Task to carry out - Would you transcribe the listing that follows, character for character, and omit its images?

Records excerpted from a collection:
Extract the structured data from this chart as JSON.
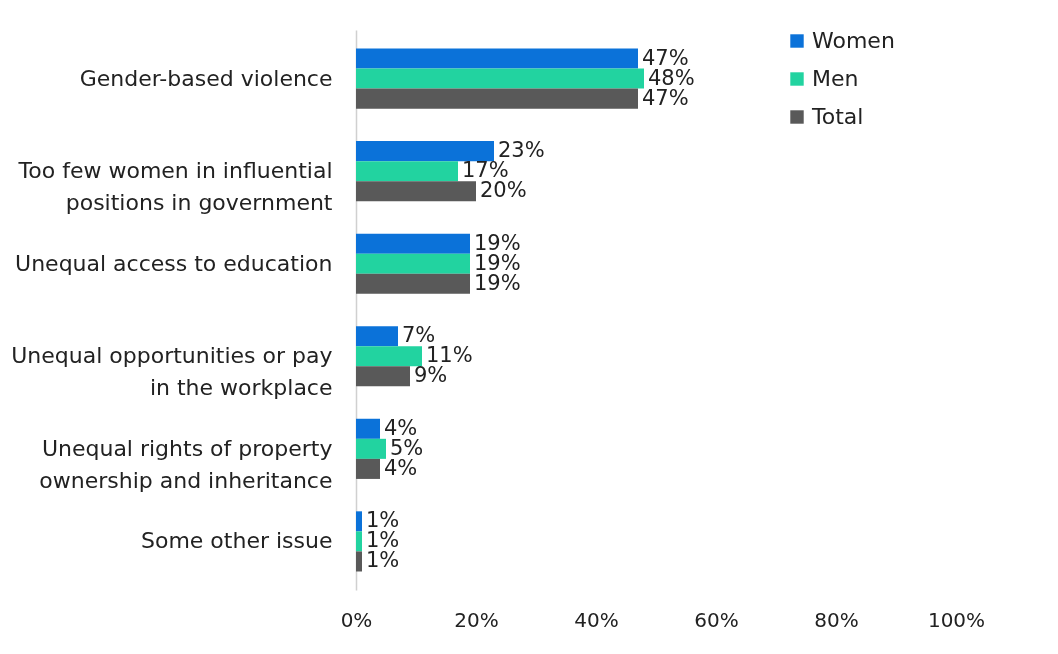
{
  "chart_data": {
    "type": "bar",
    "orientation": "horizontal",
    "categories": [
      "Gender-based violence",
      "Too few women in influential positions in government",
      "Unequal access to education",
      "Unequal opportunities or pay in the workplace",
      "Unequal rights of property ownership and inheritance",
      "Some other issue"
    ],
    "series": [
      {
        "name": "Women",
        "color": "#0b72d9",
        "values": [
          47,
          23,
          19,
          7,
          4,
          1
        ],
        "value_labels": [
          "47%",
          "23%",
          "19%",
          "7%",
          "4%",
          "1%"
        ]
      },
      {
        "name": "Men",
        "color": "#22d3a0",
        "values": [
          48,
          17,
          19,
          11,
          5,
          1
        ],
        "value_labels": [
          "48%",
          "17%",
          "19%",
          "11%",
          "5%",
          "1%"
        ]
      },
      {
        "name": "Total",
        "color": "#595959",
        "values": [
          47,
          20,
          19,
          9,
          4,
          1
        ],
        "value_labels": [
          "47%",
          "20%",
          "19%",
          "9%",
          "4%",
          "1%"
        ]
      }
    ],
    "xlim": [
      0,
      100
    ],
    "xticks": [
      {
        "value": 0,
        "label": "0%"
      },
      {
        "value": 20,
        "label": "20%"
      },
      {
        "value": 40,
        "label": "40%"
      },
      {
        "value": 60,
        "label": "60%"
      },
      {
        "value": 80,
        "label": "80%"
      },
      {
        "value": 100,
        "label": "100%"
      }
    ],
    "grid": false,
    "legend": "right"
  }
}
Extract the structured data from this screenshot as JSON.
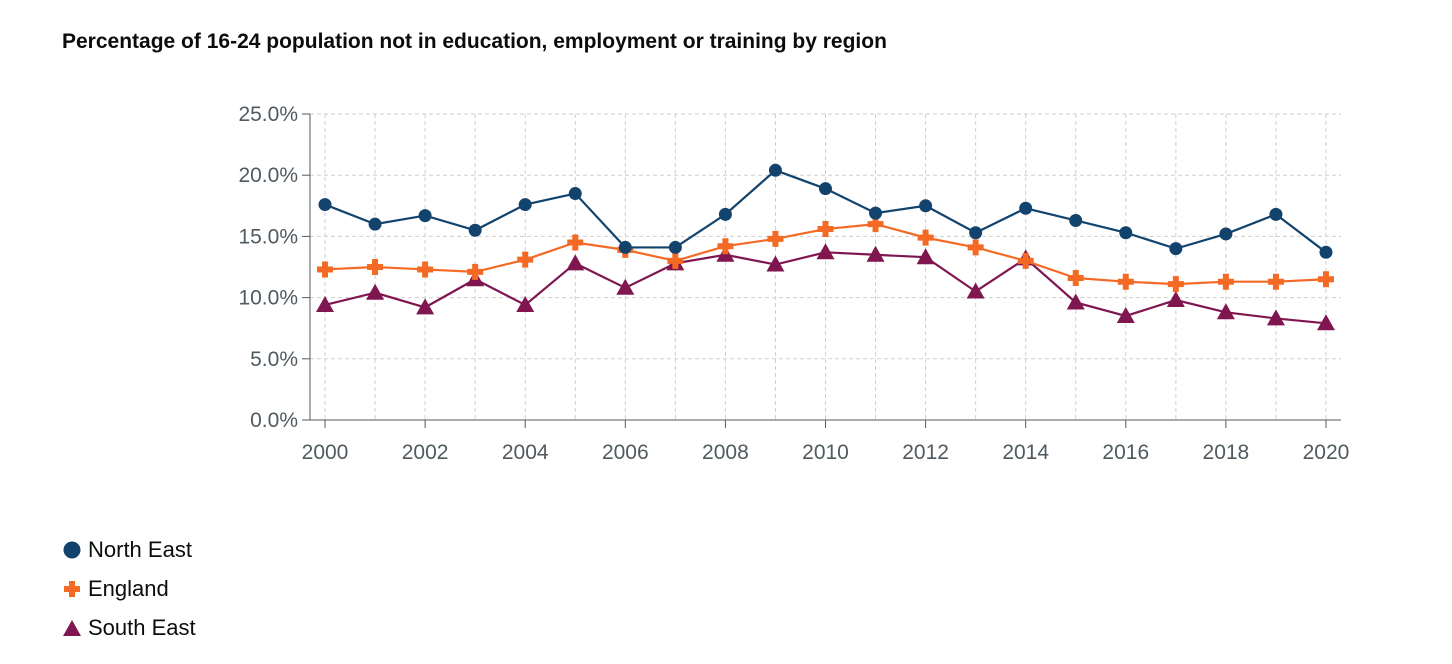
{
  "chart_data": {
    "type": "line",
    "title": "Percentage of 16-24 population not in education, employment or training by region",
    "x": [
      2000,
      2001,
      2002,
      2003,
      2004,
      2005,
      2006,
      2007,
      2008,
      2009,
      2010,
      2011,
      2012,
      2013,
      2014,
      2015,
      2016,
      2017,
      2018,
      2019,
      2020
    ],
    "x_ticks": [
      "2000",
      "2002",
      "2004",
      "2006",
      "2008",
      "2010",
      "2012",
      "2014",
      "2016",
      "2018",
      "2020"
    ],
    "y_ticks": [
      "0.0%",
      "5.0%",
      "10.0%",
      "15.0%",
      "20.0%",
      "25.0%"
    ],
    "ylim": [
      0,
      25
    ],
    "xlim": [
      1999.7,
      2020.3
    ],
    "grid": true,
    "legend_position": "bottom-left",
    "series": [
      {
        "name": "North East",
        "color": "#12436d",
        "marker": "circle",
        "values": [
          17.6,
          16.0,
          16.7,
          15.5,
          17.6,
          18.5,
          14.1,
          14.1,
          16.8,
          20.4,
          18.9,
          16.9,
          17.5,
          15.3,
          17.3,
          16.3,
          15.3,
          14.0,
          15.2,
          16.8,
          13.7
        ]
      },
      {
        "name": "England",
        "color": "#f46a25",
        "marker": "cross",
        "values": [
          12.3,
          12.5,
          12.3,
          12.1,
          13.1,
          14.5,
          13.9,
          13.0,
          14.2,
          14.8,
          15.6,
          16.0,
          14.9,
          14.1,
          13.0,
          11.6,
          11.3,
          11.1,
          11.3,
          11.3,
          11.5
        ]
      },
      {
        "name": "South East",
        "color": "#801650",
        "marker": "triangle",
        "values": [
          9.4,
          10.4,
          9.2,
          11.5,
          9.4,
          12.8,
          10.8,
          12.8,
          13.5,
          12.7,
          13.7,
          13.5,
          13.3,
          10.5,
          13.2,
          9.6,
          8.5,
          9.8,
          8.8,
          8.3,
          7.9
        ]
      }
    ]
  }
}
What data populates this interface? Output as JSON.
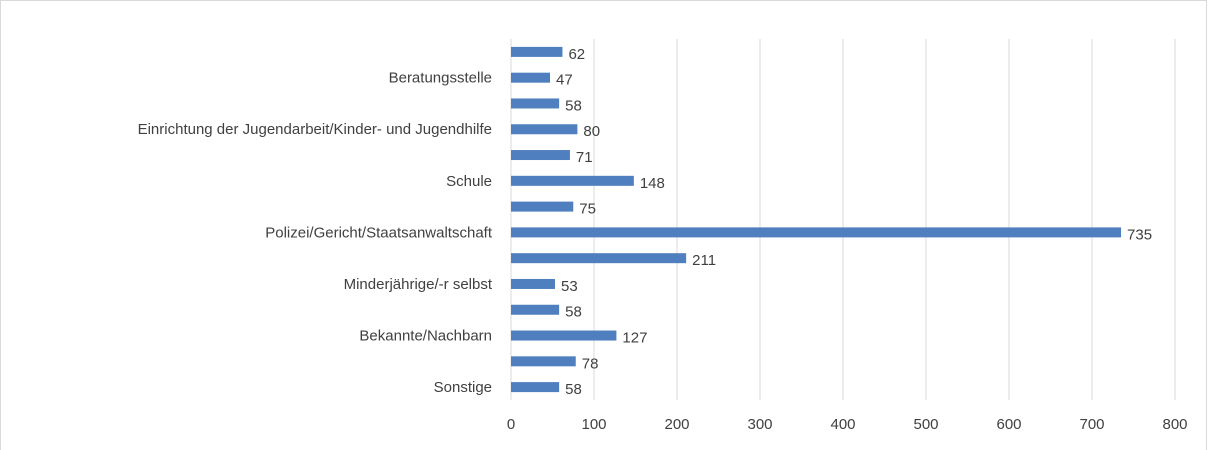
{
  "chart_data": {
    "type": "hbar",
    "categories": [
      null,
      "Beratungsstelle",
      null,
      "Einrichtung der Jugendarbeit/Kinder- und Jugendhilfe",
      null,
      "Schule",
      null,
      "Polizei/Gericht/Staatsanwaltschaft",
      null,
      "Minderjährige/-r selbst",
      null,
      "Bekannte/Nachbarn",
      null,
      "Sonstige"
    ],
    "values": [
      62,
      47,
      58,
      80,
      71,
      148,
      75,
      735,
      211,
      53,
      58,
      127,
      78,
      58
    ],
    "color": "#4f7fbe",
    "xlim": [
      0,
      800
    ],
    "xticks": [
      0,
      100,
      200,
      300,
      400,
      500,
      600,
      700,
      800
    ],
    "grid": true
  }
}
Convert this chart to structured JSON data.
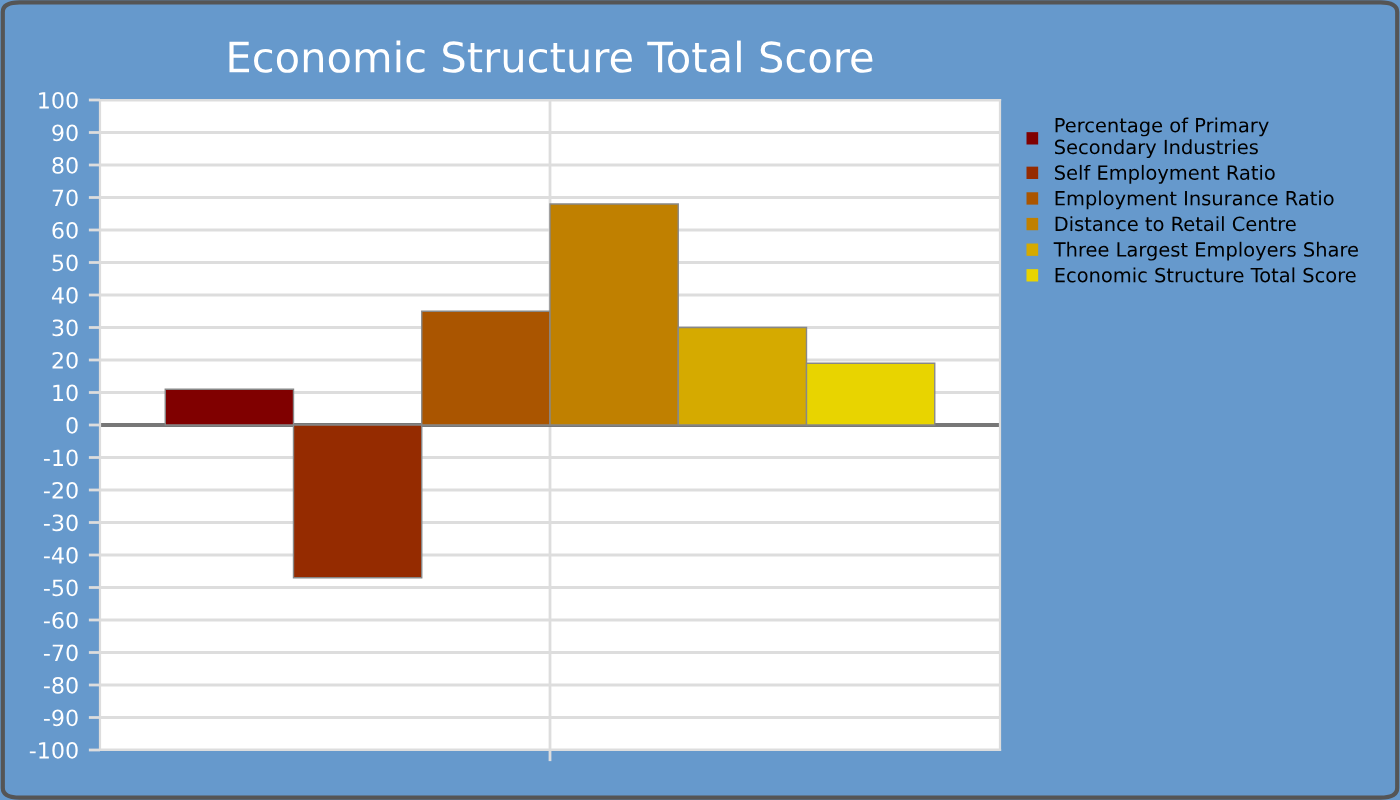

Answer to this problem -
Extract the structured data from this chart as JSON.
{
  "chart_data": {
    "type": "bar",
    "orientation": "horizontal",
    "categories": [
      "Gender-based violence",
      "Too few women in influential positions in government",
      "Unequal access to education",
      "Unequal opportunities or pay in the workplace",
      "Unequal rights of property ownership and inheritance",
      "Some other issue"
    ],
    "series": [
      {
        "name": "Women",
        "color": "#0b72d9",
        "values": [
          47,
          23,
          19,
          7,
          4,
          1
        ],
        "value_labels": [
          "47%",
          "23%",
          "19%",
          "7%",
          "4%",
          "1%"
        ]
      },
      {
        "name": "Men",
        "color": "#22d3a0",
        "values": [
          48,
          17,
          19,
          11,
          5,
          1
        ],
        "value_labels": [
          "48%",
          "17%",
          "19%",
          "11%",
          "5%",
          "1%"
        ]
      },
      {
        "name": "Total",
        "color": "#595959",
        "values": [
          47,
          20,
          19,
          9,
          4,
          1
        ],
        "value_labels": [
          "47%",
          "20%",
          "19%",
          "9%",
          "4%",
          "1%"
        ]
      }
    ],
    "xlim": [
      0,
      100
    ],
    "xticks": [
      {
        "value": 0,
        "label": "0%"
      },
      {
        "value": 20,
        "label": "20%"
      },
      {
        "value": 40,
        "label": "40%"
      },
      {
        "value": 60,
        "label": "60%"
      },
      {
        "value": 80,
        "label": "80%"
      },
      {
        "value": 100,
        "label": "100%"
      }
    ],
    "grid": false,
    "legend": "right"
  }
}
Extract the structured data from this screenshot as JSON.
{
  "chart_data": {
    "type": "line",
    "title": "Percentage of 16-24 population not in education, employment or training by region",
    "x": [
      2000,
      2001,
      2002,
      2003,
      2004,
      2005,
      2006,
      2007,
      2008,
      2009,
      2010,
      2011,
      2012,
      2013,
      2014,
      2015,
      2016,
      2017,
      2018,
      2019,
      2020
    ],
    "x_ticks": [
      "2000",
      "2002",
      "2004",
      "2006",
      "2008",
      "2010",
      "2012",
      "2014",
      "2016",
      "2018",
      "2020"
    ],
    "y_ticks": [
      "0.0%",
      "5.0%",
      "10.0%",
      "15.0%",
      "20.0%",
      "25.0%"
    ],
    "ylim": [
      0,
      25
    ],
    "xlim": [
      1999.7,
      2020.3
    ],
    "grid": true,
    "legend_position": "bottom-left",
    "series": [
      {
        "name": "North East",
        "color": "#12436d",
        "marker": "circle",
        "values": [
          17.6,
          16.0,
          16.7,
          15.5,
          17.6,
          18.5,
          14.1,
          14.1,
          16.8,
          20.4,
          18.9,
          16.9,
          17.5,
          15.3,
          17.3,
          16.3,
          15.3,
          14.0,
          15.2,
          16.8,
          13.7
        ]
      },
      {
        "name": "England",
        "color": "#f46a25",
        "marker": "cross",
        "values": [
          12.3,
          12.5,
          12.3,
          12.1,
          13.1,
          14.5,
          13.9,
          13.0,
          14.2,
          14.8,
          15.6,
          16.0,
          14.9,
          14.1,
          13.0,
          11.6,
          11.3,
          11.1,
          11.3,
          11.3,
          11.5
        ]
      },
      {
        "name": "South East",
        "color": "#801650",
        "marker": "triangle",
        "values": [
          9.4,
          10.4,
          9.2,
          11.5,
          9.4,
          12.8,
          10.8,
          12.8,
          13.5,
          12.7,
          13.7,
          13.5,
          13.3,
          10.5,
          13.2,
          9.6,
          8.5,
          9.8,
          8.8,
          8.3,
          7.9
        ]
      }
    ]
  }
}
What data populates this interface? Output as JSON.
{
  "chart_data": {
    "type": "hbar",
    "categories": [
      null,
      "Beratungsstelle",
      null,
      "Einrichtung der Jugendarbeit/Kinder- und Jugendhilfe",
      null,
      "Schule",
      null,
      "Polizei/Gericht/Staatsanwaltschaft",
      null,
      "Minderjährige/-r selbst",
      null,
      "Bekannte/Nachbarn",
      null,
      "Sonstige"
    ],
    "values": [
      62,
      47,
      58,
      80,
      71,
      148,
      75,
      735,
      211,
      53,
      58,
      127,
      78,
      58
    ],
    "color": "#4f7fbe",
    "xlim": [
      0,
      800
    ],
    "xticks": [
      0,
      100,
      200,
      300,
      400,
      500,
      600,
      700,
      800
    ],
    "grid": true
  }
}
Convert this chart to structured JSON data.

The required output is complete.